_What is expected_: Search the material for the string "Cancer" and copy each line where it occurs.

***

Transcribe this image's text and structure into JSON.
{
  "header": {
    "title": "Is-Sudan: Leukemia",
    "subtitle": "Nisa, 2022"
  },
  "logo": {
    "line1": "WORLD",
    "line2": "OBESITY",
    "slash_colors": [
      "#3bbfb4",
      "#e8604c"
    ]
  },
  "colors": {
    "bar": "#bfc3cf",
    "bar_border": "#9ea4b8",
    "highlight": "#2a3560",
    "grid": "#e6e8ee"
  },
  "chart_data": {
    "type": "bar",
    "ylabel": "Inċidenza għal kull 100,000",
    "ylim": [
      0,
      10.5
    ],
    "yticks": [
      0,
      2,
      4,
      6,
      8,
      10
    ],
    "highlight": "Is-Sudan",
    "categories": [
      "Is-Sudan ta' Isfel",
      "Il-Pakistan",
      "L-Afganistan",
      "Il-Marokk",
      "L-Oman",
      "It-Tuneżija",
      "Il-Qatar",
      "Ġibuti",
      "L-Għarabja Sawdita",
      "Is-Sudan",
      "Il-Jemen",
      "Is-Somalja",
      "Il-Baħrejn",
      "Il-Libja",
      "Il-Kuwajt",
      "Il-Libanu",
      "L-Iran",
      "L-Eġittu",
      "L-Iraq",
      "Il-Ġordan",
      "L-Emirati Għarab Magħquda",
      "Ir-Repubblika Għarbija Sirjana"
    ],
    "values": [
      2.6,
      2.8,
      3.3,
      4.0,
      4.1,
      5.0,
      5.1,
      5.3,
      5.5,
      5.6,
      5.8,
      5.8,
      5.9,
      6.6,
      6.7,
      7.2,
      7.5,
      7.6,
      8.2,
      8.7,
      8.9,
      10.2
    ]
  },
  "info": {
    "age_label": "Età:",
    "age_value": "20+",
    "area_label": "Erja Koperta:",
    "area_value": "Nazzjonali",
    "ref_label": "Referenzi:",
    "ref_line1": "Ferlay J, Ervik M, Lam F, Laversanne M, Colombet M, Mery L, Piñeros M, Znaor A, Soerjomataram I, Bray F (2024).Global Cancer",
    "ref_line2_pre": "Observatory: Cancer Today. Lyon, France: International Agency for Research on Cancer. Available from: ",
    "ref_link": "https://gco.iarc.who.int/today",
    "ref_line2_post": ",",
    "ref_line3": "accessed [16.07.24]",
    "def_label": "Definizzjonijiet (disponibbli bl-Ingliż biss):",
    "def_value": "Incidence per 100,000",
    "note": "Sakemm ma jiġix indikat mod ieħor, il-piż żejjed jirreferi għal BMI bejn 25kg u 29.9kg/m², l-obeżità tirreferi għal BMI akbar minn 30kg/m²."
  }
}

***

_Full answer_:
    "ref_line1": "Ferlay J, Ervik M, Lam F, Laversanne M, Colombet M, Mery L, Piñeros M, Znaor A, Soerjomataram I, Bray F (2024).Global Cancer",
    "ref_line2_pre": "Observatory: Cancer Today. Lyon, France: International Agency for Research on Cancer. Available from: ",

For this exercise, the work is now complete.